[Layout element annotations]
+ + + +

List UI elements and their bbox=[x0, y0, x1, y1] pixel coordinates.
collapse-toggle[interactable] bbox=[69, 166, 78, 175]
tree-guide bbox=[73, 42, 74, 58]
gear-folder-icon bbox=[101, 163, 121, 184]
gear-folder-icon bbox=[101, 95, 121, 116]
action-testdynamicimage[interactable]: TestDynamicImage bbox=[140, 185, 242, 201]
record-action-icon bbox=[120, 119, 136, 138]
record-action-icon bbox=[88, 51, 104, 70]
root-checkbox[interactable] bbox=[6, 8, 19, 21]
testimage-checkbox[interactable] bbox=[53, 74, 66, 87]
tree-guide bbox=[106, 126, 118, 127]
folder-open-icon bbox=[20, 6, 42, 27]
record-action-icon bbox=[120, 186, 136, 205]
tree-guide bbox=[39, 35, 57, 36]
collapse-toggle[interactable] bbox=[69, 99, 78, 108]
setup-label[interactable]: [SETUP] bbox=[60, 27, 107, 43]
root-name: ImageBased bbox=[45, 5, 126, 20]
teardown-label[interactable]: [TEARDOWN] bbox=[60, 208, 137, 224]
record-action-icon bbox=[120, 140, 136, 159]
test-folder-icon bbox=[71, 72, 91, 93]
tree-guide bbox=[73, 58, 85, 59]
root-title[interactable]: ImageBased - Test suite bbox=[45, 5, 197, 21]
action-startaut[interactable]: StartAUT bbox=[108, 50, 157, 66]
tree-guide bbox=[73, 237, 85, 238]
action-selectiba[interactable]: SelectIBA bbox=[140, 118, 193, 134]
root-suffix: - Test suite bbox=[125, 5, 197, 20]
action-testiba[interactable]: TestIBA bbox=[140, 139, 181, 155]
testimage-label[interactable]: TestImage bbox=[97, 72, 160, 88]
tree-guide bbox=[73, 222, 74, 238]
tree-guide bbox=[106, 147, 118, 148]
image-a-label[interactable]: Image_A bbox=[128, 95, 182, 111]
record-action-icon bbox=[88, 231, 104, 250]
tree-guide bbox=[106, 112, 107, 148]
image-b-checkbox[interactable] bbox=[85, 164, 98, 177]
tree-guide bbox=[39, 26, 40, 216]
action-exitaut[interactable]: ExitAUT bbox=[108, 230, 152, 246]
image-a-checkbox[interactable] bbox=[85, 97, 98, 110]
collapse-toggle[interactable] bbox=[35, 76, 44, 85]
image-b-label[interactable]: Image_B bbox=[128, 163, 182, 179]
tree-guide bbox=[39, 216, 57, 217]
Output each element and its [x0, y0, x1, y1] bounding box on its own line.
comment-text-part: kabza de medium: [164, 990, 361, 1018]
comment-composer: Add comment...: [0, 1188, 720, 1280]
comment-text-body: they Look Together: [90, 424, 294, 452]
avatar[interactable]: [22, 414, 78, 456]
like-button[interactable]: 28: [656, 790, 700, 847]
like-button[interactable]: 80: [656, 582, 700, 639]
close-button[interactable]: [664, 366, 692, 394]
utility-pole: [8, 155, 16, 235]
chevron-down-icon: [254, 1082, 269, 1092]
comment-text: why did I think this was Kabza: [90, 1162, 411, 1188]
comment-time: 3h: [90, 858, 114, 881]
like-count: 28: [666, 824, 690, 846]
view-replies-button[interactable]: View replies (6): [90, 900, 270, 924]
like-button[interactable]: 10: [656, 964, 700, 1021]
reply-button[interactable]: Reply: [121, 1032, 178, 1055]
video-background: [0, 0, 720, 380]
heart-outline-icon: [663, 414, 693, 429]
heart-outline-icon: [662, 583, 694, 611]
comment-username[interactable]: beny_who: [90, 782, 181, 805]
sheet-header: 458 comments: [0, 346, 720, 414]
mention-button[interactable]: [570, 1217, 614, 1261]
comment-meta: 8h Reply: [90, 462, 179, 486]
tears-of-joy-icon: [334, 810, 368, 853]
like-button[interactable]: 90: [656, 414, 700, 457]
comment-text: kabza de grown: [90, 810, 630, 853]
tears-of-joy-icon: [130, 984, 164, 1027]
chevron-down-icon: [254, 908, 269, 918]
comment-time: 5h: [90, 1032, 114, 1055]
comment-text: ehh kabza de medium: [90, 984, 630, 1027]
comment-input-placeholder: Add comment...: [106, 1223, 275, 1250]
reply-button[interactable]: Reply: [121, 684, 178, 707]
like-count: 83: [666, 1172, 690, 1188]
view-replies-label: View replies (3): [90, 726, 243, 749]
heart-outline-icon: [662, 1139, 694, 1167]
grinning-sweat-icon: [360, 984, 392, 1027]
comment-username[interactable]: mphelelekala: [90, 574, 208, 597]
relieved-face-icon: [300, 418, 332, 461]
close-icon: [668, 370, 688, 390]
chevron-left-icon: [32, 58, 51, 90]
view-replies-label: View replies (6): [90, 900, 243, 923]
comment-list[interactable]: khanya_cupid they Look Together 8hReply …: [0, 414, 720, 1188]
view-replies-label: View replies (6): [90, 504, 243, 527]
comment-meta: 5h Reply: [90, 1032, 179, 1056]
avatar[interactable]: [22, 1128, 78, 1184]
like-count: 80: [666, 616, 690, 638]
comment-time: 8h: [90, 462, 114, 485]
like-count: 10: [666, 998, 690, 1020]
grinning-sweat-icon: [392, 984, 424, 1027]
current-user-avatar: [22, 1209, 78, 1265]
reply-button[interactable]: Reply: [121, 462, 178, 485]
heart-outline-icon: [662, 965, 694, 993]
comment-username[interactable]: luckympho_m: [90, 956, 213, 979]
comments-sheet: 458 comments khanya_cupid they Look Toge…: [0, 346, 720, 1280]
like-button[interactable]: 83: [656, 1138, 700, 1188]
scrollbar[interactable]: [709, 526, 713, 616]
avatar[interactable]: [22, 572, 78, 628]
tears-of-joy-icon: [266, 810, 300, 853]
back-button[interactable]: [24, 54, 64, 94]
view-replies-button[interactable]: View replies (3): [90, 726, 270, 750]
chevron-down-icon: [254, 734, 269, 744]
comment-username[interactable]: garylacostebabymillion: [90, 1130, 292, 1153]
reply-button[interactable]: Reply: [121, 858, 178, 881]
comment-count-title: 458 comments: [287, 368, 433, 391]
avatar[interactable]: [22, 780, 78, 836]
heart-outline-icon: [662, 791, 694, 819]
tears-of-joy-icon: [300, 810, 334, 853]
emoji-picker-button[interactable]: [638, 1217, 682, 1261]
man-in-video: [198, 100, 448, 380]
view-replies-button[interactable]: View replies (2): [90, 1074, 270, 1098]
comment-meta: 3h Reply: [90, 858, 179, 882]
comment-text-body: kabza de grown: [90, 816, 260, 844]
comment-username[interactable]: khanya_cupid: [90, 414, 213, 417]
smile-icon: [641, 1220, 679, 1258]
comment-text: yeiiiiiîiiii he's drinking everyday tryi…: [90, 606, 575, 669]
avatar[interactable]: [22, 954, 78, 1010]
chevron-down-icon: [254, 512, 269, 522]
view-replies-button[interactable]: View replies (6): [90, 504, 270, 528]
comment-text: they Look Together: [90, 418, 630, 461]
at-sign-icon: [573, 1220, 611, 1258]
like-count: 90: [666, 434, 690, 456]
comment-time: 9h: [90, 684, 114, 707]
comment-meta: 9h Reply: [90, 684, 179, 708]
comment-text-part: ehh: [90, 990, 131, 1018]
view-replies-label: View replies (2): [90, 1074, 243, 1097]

+ + + +

GIVEN EXERCISE = Rewrite all the rows above, changing every "tree-guide" to "tree-connector" and leaving everything else the same.

ANSWER TO THE TASK =
List UI elements and their bbox=[x0, y0, x1, y1] pixel coordinates.
collapse-toggle[interactable] bbox=[69, 166, 78, 175]
tree-connector bbox=[73, 42, 74, 58]
gear-folder-icon bbox=[101, 163, 121, 184]
gear-folder-icon bbox=[101, 95, 121, 116]
action-testdynamicimage[interactable]: TestDynamicImage bbox=[140, 185, 242, 201]
record-action-icon bbox=[120, 119, 136, 138]
record-action-icon bbox=[88, 51, 104, 70]
root-checkbox[interactable] bbox=[6, 8, 19, 21]
testimage-checkbox[interactable] bbox=[53, 74, 66, 87]
tree-connector bbox=[106, 126, 118, 127]
folder-open-icon bbox=[20, 6, 42, 27]
record-action-icon bbox=[120, 186, 136, 205]
tree-connector bbox=[39, 35, 57, 36]
collapse-toggle[interactable] bbox=[69, 99, 78, 108]
setup-label[interactable]: [SETUP] bbox=[60, 27, 107, 43]
root-name: ImageBased bbox=[45, 5, 126, 20]
teardown-label[interactable]: [TEARDOWN] bbox=[60, 208, 137, 224]
record-action-icon bbox=[120, 140, 136, 159]
test-folder-icon bbox=[71, 72, 91, 93]
tree-connector bbox=[73, 58, 85, 59]
root-title[interactable]: ImageBased - Test suite bbox=[45, 5, 197, 21]
action-startaut[interactable]: StartAUT bbox=[108, 50, 157, 66]
tree-connector bbox=[73, 237, 85, 238]
action-selectiba[interactable]: SelectIBA bbox=[140, 118, 193, 134]
root-suffix: - Test suite bbox=[125, 5, 197, 20]
action-testiba[interactable]: TestIBA bbox=[140, 139, 181, 155]
testimage-label[interactable]: TestImage bbox=[97, 72, 160, 88]
tree-connector bbox=[73, 222, 74, 238]
tree-connector bbox=[106, 147, 118, 148]
image-a-label[interactable]: Image_A bbox=[128, 95, 182, 111]
record-action-icon bbox=[88, 231, 104, 250]
tree-connector bbox=[106, 112, 107, 148]
image-b-checkbox[interactable] bbox=[85, 164, 98, 177]
tree-connector bbox=[39, 26, 40, 216]
action-exitaut[interactable]: ExitAUT bbox=[108, 230, 152, 246]
image-a-checkbox[interactable] bbox=[85, 97, 98, 110]
collapse-toggle[interactable] bbox=[35, 76, 44, 85]
image-b-label[interactable]: Image_B bbox=[128, 163, 182, 179]
tree-connector bbox=[39, 216, 57, 217]
Output each element and its [x0, y0, x1, y1] bounding box on its own line.
comment-text-part: kabza de medium: [164, 990, 361, 1018]
comment-composer: Add comment...: [0, 1188, 720, 1280]
comment-text-body: they Look Together: [90, 424, 294, 452]
avatar[interactable]: [22, 414, 78, 456]
like-button[interactable]: 28: [656, 790, 700, 847]
like-button[interactable]: 80: [656, 582, 700, 639]
close-button[interactable]: [664, 366, 692, 394]
utility-pole: [8, 155, 16, 235]
chevron-down-icon: [254, 1082, 269, 1092]
comment-text: why did I think this was Kabza: [90, 1162, 411, 1188]
comment-time: 3h: [90, 858, 114, 881]
like-count: 28: [666, 824, 690, 846]
view-replies-button[interactable]: View replies (6): [90, 900, 270, 924]
like-button[interactable]: 10: [656, 964, 700, 1021]
reply-button[interactable]: Reply: [121, 1032, 178, 1055]
video-background: [0, 0, 720, 380]
heart-outline-icon: [663, 414, 693, 429]
heart-outline-icon: [662, 583, 694, 611]
comment-username[interactable]: beny_who: [90, 782, 181, 805]
sheet-header: 458 comments: [0, 346, 720, 414]
mention-button[interactable]: [570, 1217, 614, 1261]
comment-meta: 8h Reply: [90, 462, 179, 486]
tears-of-joy-icon: [334, 810, 368, 853]
like-button[interactable]: 90: [656, 414, 700, 457]
comment-text: kabza de grown: [90, 810, 630, 853]
tears-of-joy-icon: [130, 984, 164, 1027]
chevron-down-icon: [254, 908, 269, 918]
comment-time: 5h: [90, 1032, 114, 1055]
comment-text: ehh kabza de medium: [90, 984, 630, 1027]
comment-input-placeholder: Add comment...: [106, 1223, 275, 1250]
reply-button[interactable]: Reply: [121, 684, 178, 707]
like-count: 83: [666, 1172, 690, 1188]
view-replies-label: View replies (3): [90, 726, 243, 749]
heart-outline-icon: [662, 1139, 694, 1167]
grinning-sweat-icon: [360, 984, 392, 1027]
comment-username[interactable]: mphelelekala: [90, 574, 208, 597]
relieved-face-icon: [300, 418, 332, 461]
close-icon: [668, 370, 688, 390]
chevron-left-icon: [32, 58, 51, 90]
view-replies-label: View replies (6): [90, 900, 243, 923]
comment-list[interactable]: khanya_cupid they Look Together 8hReply …: [0, 414, 720, 1188]
view-replies-label: View replies (6): [90, 504, 243, 527]
comment-meta: 5h Reply: [90, 1032, 179, 1056]
avatar[interactable]: [22, 1128, 78, 1184]
like-count: 80: [666, 616, 690, 638]
comment-time: 8h: [90, 462, 114, 485]
like-count: 10: [666, 998, 690, 1020]
grinning-sweat-icon: [392, 984, 424, 1027]
current-user-avatar: [22, 1209, 78, 1265]
reply-button[interactable]: Reply: [121, 462, 178, 485]
heart-outline-icon: [662, 965, 694, 993]
comment-username[interactable]: luckympho_m: [90, 956, 213, 979]
comments-sheet: 458 comments khanya_cupid they Look Toge…: [0, 346, 720, 1280]
like-button[interactable]: 83: [656, 1138, 700, 1188]
scrollbar[interactable]: [709, 526, 713, 616]
avatar[interactable]: [22, 572, 78, 628]
tears-of-joy-icon: [266, 810, 300, 853]
back-button[interactable]: [24, 54, 64, 94]
view-replies-button[interactable]: View replies (3): [90, 726, 270, 750]
chevron-down-icon: [254, 734, 269, 744]
comment-username[interactable]: garylacostebabymillion: [90, 1130, 292, 1153]
reply-button[interactable]: Reply: [121, 858, 178, 881]
comment-count-title: 458 comments: [287, 368, 433, 391]
avatar[interactable]: [22, 780, 78, 836]
heart-outline-icon: [662, 791, 694, 819]
tears-of-joy-icon: [300, 810, 334, 853]
emoji-picker-button[interactable]: [638, 1217, 682, 1261]
man-in-video: [198, 100, 448, 380]
view-replies-button[interactable]: View replies (2): [90, 1074, 270, 1098]
comment-meta: 3h Reply: [90, 858, 179, 882]
comment-text-body: kabza de grown: [90, 816, 260, 844]
comment-username[interactable]: khanya_cupid: [90, 414, 213, 417]
smile-icon: [641, 1220, 679, 1258]
comment-text: yeiiiiiîiiii he's drinking everyday tryi…: [90, 606, 575, 669]
avatar[interactable]: [22, 954, 78, 1010]
chevron-down-icon: [254, 512, 269, 522]
view-replies-button[interactable]: View replies (6): [90, 504, 270, 528]
comment-text: they Look Together: [90, 418, 630, 461]
at-sign-icon: [573, 1220, 611, 1258]
like-count: 90: [666, 434, 690, 456]
comment-time: 9h: [90, 684, 114, 707]
comment-meta: 9h Reply: [90, 684, 179, 708]
comment-text-part: ehh: [90, 990, 131, 1018]
view-replies-label: View replies (2): [90, 1074, 243, 1097]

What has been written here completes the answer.